* _WHAT THE TASK ASKS_
Using the material that follows, identify and copy each line with the string "JSON".

* _EXTRACTED ENTRIES_

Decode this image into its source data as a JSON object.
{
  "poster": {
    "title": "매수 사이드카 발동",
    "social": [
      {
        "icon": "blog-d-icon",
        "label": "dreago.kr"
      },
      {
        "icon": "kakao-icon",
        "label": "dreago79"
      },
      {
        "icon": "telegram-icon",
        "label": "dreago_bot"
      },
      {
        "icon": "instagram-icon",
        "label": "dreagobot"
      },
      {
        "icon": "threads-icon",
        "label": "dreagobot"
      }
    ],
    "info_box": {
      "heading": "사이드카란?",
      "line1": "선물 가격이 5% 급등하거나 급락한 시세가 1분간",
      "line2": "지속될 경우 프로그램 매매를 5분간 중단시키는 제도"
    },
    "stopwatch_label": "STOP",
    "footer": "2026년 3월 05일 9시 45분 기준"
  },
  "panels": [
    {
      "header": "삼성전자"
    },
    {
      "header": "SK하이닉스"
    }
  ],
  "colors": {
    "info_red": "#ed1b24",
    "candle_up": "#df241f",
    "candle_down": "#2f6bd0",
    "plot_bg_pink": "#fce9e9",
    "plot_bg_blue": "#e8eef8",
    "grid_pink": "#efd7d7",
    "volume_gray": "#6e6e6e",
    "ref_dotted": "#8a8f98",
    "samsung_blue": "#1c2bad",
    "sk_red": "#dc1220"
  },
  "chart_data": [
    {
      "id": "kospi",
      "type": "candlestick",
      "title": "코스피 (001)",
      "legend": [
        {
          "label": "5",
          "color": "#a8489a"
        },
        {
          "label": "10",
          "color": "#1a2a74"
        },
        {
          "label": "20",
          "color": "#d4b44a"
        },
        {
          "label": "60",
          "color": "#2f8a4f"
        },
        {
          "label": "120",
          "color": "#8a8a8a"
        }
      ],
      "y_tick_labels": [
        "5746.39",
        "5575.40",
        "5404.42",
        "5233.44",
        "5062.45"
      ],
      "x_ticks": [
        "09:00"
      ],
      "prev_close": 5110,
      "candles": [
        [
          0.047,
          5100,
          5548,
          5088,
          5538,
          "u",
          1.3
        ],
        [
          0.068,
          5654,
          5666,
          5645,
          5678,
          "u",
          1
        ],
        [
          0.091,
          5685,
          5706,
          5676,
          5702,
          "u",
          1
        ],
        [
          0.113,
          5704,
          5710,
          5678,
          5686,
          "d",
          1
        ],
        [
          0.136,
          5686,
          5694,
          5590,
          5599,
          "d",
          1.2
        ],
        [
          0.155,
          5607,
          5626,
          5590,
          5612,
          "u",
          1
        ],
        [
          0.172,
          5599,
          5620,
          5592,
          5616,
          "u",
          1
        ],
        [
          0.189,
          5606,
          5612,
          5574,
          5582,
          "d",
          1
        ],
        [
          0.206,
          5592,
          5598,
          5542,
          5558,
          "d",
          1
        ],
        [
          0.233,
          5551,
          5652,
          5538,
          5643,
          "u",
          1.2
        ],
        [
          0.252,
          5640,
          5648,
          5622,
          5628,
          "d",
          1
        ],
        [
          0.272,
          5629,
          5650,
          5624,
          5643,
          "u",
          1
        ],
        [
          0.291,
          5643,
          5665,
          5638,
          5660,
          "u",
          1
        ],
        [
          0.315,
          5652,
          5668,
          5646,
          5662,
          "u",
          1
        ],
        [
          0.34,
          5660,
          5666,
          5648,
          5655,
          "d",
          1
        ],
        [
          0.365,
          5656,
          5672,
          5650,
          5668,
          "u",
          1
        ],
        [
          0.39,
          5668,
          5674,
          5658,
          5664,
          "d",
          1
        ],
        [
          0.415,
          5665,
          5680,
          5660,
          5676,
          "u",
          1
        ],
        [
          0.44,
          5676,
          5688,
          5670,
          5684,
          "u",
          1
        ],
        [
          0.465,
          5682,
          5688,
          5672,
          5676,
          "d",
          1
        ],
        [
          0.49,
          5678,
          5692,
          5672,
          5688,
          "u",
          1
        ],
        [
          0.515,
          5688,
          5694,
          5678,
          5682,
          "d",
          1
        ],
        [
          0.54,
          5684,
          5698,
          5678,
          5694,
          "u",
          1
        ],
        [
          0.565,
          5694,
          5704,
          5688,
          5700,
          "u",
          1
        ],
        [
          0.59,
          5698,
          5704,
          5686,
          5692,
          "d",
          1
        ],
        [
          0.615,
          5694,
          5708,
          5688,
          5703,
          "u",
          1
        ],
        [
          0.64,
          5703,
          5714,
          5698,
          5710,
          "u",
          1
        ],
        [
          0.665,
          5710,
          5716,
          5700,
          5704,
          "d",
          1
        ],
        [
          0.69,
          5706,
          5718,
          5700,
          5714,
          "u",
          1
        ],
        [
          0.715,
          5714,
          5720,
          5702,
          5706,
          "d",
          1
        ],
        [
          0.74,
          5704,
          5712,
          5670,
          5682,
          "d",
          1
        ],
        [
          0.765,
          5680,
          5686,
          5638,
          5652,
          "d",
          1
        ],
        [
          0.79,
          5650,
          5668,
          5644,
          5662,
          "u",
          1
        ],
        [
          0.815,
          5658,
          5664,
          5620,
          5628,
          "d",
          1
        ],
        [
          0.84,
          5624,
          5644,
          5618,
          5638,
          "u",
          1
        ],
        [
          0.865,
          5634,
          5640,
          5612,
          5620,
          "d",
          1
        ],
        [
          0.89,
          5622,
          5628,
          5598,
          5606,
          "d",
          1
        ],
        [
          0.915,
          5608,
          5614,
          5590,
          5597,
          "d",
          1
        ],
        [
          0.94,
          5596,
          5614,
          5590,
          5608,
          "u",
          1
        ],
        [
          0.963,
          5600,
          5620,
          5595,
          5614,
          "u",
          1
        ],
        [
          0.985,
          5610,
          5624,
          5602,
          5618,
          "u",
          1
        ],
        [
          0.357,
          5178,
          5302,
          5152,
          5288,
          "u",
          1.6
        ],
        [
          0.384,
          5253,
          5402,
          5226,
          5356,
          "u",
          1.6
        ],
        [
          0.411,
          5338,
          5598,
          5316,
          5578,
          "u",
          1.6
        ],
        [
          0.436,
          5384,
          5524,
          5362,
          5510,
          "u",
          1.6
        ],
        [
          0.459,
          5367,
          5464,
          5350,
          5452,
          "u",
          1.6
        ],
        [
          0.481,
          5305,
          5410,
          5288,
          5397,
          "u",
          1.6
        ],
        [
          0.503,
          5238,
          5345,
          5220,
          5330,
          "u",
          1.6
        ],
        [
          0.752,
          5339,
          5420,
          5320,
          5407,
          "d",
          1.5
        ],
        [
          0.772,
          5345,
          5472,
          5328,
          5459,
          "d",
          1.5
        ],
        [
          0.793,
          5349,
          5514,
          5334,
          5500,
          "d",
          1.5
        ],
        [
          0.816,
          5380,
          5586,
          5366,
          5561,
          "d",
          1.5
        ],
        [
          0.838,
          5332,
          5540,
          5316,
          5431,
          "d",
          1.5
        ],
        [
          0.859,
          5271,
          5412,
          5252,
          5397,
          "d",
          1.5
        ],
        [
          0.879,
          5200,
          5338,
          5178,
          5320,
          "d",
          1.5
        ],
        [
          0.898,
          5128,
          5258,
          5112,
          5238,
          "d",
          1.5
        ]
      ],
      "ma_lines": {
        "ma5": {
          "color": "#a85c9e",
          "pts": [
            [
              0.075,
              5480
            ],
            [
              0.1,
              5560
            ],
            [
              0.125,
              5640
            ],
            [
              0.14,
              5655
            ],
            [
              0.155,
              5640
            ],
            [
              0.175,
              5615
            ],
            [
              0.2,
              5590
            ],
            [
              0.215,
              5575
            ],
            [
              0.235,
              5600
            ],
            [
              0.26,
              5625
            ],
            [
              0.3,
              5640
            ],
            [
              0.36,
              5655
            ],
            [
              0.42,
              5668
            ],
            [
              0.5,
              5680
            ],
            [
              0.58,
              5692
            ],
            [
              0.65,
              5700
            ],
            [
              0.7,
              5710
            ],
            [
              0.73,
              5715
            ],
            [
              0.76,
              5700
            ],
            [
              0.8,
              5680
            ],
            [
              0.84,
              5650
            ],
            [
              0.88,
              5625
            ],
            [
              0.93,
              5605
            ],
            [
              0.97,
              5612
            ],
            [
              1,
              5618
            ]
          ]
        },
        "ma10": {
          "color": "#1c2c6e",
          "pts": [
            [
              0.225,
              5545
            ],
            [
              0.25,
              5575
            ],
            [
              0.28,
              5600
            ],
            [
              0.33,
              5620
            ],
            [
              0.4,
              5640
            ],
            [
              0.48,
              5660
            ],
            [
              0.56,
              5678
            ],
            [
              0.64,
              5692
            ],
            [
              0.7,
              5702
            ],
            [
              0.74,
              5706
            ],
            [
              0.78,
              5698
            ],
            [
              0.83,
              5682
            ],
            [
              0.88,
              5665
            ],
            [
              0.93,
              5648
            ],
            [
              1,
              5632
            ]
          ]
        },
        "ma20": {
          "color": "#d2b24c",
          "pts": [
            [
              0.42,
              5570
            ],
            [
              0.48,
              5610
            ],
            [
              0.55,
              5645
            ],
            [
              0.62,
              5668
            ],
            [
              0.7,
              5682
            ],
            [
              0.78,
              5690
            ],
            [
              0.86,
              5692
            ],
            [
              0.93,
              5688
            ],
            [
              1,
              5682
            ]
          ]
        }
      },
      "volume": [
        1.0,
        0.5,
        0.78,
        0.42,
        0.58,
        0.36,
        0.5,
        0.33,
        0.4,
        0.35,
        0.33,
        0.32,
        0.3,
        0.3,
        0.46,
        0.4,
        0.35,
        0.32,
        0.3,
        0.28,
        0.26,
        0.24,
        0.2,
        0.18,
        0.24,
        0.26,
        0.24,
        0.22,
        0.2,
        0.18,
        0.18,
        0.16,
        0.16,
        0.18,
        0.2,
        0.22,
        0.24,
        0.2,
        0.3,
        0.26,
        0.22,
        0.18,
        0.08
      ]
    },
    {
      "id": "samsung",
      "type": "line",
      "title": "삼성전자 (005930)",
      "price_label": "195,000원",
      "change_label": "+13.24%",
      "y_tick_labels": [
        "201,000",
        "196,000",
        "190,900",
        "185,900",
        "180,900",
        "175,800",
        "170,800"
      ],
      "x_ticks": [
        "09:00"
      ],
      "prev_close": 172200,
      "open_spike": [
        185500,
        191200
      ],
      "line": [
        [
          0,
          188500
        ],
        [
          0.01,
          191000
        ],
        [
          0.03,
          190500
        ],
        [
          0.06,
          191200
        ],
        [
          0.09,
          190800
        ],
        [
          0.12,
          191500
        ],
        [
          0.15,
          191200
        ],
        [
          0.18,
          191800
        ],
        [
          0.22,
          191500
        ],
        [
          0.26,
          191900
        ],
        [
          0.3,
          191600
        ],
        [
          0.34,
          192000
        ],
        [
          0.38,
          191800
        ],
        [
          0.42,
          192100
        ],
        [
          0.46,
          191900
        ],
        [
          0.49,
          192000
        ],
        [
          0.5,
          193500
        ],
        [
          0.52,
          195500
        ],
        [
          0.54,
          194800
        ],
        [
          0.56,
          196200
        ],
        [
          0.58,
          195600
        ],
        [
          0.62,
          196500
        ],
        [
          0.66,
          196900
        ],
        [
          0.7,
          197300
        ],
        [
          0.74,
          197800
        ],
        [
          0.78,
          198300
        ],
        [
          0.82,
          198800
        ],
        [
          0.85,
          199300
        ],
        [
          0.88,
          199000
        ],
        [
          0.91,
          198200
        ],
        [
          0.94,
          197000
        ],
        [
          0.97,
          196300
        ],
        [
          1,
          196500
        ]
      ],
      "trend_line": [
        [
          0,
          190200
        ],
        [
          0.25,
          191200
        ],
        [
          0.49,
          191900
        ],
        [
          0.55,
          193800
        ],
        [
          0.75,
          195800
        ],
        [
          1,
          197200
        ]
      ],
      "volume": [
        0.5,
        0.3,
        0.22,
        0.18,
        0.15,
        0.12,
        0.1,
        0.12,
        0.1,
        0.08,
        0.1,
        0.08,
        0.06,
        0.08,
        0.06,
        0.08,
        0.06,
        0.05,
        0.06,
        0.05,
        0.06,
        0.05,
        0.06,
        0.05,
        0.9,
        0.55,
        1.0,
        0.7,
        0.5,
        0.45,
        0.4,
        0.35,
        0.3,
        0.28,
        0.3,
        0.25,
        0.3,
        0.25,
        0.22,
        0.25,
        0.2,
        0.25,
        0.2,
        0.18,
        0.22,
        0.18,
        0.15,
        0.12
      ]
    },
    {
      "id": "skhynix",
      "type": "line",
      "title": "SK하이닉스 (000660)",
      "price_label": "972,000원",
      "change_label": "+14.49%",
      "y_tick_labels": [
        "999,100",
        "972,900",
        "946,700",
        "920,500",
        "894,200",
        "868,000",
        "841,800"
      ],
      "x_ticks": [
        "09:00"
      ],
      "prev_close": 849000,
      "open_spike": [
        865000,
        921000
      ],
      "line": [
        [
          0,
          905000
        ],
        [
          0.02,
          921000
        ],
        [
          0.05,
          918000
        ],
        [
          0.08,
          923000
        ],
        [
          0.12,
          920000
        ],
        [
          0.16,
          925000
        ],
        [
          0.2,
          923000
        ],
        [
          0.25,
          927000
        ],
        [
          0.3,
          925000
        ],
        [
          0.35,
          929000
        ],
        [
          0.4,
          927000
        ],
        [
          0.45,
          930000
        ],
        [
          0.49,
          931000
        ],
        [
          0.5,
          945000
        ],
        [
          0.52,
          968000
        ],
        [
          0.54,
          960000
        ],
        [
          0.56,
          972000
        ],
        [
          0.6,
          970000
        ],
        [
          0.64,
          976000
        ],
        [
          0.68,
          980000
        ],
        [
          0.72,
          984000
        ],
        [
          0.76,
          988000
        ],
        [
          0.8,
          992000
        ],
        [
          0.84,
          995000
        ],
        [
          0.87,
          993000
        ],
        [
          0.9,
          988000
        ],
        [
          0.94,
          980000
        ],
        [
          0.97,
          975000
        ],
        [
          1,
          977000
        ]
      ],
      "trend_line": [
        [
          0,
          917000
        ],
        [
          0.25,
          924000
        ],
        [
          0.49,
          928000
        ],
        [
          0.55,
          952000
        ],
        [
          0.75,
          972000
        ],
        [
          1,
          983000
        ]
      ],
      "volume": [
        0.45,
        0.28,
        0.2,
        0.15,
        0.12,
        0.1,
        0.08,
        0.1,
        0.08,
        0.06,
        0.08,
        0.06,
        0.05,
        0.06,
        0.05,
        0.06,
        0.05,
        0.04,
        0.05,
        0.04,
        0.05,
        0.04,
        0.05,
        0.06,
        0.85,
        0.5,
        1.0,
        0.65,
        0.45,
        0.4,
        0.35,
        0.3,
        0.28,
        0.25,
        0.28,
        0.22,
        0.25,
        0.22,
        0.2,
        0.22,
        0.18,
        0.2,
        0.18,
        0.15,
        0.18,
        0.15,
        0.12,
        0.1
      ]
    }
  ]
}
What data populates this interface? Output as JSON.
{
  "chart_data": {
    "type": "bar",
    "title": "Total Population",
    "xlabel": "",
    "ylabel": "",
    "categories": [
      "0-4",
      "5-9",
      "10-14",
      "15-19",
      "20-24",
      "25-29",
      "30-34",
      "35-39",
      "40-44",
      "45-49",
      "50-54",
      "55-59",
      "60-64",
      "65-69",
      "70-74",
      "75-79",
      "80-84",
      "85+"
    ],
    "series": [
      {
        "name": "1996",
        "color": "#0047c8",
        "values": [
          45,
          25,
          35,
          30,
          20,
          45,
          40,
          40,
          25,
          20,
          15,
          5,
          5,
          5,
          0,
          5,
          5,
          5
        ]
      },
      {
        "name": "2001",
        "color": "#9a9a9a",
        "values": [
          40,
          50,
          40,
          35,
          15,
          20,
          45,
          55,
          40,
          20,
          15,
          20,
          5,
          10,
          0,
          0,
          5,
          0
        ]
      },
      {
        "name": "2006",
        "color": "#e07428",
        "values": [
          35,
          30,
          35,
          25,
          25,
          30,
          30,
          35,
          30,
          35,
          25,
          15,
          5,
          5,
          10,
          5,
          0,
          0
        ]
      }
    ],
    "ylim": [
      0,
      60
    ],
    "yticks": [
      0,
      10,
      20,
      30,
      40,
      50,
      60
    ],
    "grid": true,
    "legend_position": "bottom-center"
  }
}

* _FINISHED EXERCISE_
Decode this image into its source data as a JSON object.
What data populates this interface? Output as JSON.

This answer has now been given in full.